## Directions for this task
Will you transcribe the entries that follow, exactly and in full?

## Data records
◇ ◇ ◇ ◇ ◇ ◇ ◇

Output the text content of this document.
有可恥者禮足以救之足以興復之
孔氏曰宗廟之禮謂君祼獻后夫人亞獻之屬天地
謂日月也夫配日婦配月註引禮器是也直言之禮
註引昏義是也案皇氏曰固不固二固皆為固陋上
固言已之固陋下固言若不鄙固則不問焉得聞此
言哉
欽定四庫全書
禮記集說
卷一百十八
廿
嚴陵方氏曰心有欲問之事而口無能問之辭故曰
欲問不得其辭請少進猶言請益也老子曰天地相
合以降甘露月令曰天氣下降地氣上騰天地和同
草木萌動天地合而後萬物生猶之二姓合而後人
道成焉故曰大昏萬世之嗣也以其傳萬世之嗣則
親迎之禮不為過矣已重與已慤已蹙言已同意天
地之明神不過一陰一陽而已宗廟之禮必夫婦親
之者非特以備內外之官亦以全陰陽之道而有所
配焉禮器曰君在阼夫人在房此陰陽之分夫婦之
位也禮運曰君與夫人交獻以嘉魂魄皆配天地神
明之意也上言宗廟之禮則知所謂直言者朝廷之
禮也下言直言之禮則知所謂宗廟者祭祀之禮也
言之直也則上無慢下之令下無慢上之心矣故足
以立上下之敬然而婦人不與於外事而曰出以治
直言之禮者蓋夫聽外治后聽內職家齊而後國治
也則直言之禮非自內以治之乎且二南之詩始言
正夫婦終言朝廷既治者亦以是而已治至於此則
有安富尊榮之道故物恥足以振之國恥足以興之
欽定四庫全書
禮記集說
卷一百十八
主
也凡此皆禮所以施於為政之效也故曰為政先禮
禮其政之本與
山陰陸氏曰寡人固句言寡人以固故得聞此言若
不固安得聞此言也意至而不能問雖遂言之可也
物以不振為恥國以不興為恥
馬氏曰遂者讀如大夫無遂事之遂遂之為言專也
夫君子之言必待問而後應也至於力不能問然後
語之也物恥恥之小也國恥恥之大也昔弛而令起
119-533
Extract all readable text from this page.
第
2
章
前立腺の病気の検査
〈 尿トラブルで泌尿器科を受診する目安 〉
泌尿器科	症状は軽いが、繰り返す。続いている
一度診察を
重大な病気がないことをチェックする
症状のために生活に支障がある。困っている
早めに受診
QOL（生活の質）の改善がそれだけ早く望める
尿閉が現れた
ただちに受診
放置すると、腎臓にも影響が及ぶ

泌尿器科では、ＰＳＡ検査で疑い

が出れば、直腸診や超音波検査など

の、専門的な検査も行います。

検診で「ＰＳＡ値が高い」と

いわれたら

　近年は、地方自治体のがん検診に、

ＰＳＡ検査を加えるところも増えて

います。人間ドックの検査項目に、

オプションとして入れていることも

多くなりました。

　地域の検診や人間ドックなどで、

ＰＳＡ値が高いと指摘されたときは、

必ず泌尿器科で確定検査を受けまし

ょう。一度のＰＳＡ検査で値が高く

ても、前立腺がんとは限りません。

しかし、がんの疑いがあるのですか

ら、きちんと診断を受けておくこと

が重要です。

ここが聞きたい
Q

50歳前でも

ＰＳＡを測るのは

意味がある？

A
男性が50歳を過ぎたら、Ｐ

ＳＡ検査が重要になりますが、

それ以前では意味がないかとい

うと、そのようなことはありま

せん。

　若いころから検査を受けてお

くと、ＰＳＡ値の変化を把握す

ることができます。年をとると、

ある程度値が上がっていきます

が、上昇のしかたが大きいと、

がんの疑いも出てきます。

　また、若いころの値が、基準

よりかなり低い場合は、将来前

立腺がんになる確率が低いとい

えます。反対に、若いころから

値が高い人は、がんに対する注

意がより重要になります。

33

◇ ◇ ◇ ◇ ◇ ◇ ◇

## Correct output
Output the text content of this document.
有可恥者禮足以救之足以興復之
孔氏曰宗廟之禮謂君祼獻后夫人亞獻之屬天地
謂日月也夫配日婦配月註引禮器是也直言之禮
註引昏義是也案皇氏曰固不固二固皆為固陋上
固言已之固陋下固言若不鄙固則不問焉得聞此
言哉
欽定四庫全書
禮記集說
卷一百十八
廿
嚴陵方氏曰心有欲問之事而口無能問之辭故曰
欲問不得其辭請少進猶言請益也老子曰天地相
合以降甘露月令曰天氣下降地氣上騰天地和同
草木萌動天地合而後萬物生猶之二姓合而後人
道成焉故曰大昏萬世之嗣也以其傳萬世之嗣則
親迎之禮不為過矣已重與已慤已蹙言已同意天
地之明神不過一陰一陽而已宗廟之禮必夫婦親
之者非特以備內外之官亦以全陰陽之道而有所
配焉禮器曰君在阼夫人在房此陰陽之分夫婦之
位也禮運曰君與夫人交獻以嘉魂魄皆配天地神
明之意也上言宗廟之禮則知所謂直言者朝廷之
禮也下言直言之禮則知所謂宗廟者祭祀之禮也
言之直也則上無慢下之令下無慢上之心矣故足
以立上下之敬然而婦人不與於外事而曰出以治
直言之禮者蓋夫聽外治后聽內職家齊而後國治
也則直言之禮非自內以治之乎且二南之詩始言
正夫婦終言朝廷既治者亦以是而已治至於此則
有安富尊榮之道故物恥足以振之國恥足以興之
欽定四庫全書
禮記集說
卷一百十八
主
也凡此皆禮所以施於為政之效也故曰為政先禮
禮其政之本與
山陰陸氏曰寡人固句言寡人以固故得聞此言若
不固安得聞此言也意至而不能問雖遂言之可也
物以不振為恥國以不興為恥
馬氏曰遂者讀如大夫無遂事之遂遂之為言專也
夫君子之言必待問而後應也至於力不能問然後
語之也物恥恥之小也國恥恥之大也昔弛而令起
119-533
Extract all readable text from this page.
第
2
章
前立腺の病気の検査
〈 尿トラブルで泌尿器科を受診する目安 〉
泌尿器科	症状は軽いが、繰り返す。続いている
一度診察を
重大な病気がないことをチェックする
症状のために生活に支障がある。困っている
早めに受診
QOL（生活の質）の改善がそれだけ早く望める
尿閉が現れた
ただちに受診
放置すると、腎臓にも影響が及ぶ

泌尿器科では、ＰＳＡ検査で疑い

が出れば、直腸診や超音波検査など

の、専門的な検査も行います。

検診で「ＰＳＡ値が高い」と

いわれたら

　近年は、地方自治体のがん検診に、

ＰＳＡ検査を加えるところも増えて

います。人間ドックの検査項目に、

オプションとして入れていることも

多くなりました。

　地域の検診や人間ドックなどで、

ＰＳＡ値が高いと指摘されたときは、

必ず泌尿器科で確定検査を受けまし

ょう。一度のＰＳＡ検査で値が高く

ても、前立腺がんとは限りません。

しかし、がんの疑いがあるのですか

ら、きちんと診断を受けておくこと

が重要です。

ここが聞きたい
Q

50歳前でも

ＰＳＡを測るのは

意味がある？

A
男性が50歳を過ぎたら、Ｐ

ＳＡ検査が重要になりますが、

それ以前では意味がないかとい

うと、そのようなことはありま

せん。

　若いころから検査を受けてお

くと、ＰＳＡ値の変化を把握す

ることができます。年をとると、

ある程度値が上がっていきます

が、上昇のしかたが大きいと、

がんの疑いも出てきます。

　また、若いころの値が、基準

よりかなり低い場合は、将来前

立腺がんになる確率が低いとい

えます。反対に、若いころから

値が高い人は、がんに対する注

意がより重要になります。

33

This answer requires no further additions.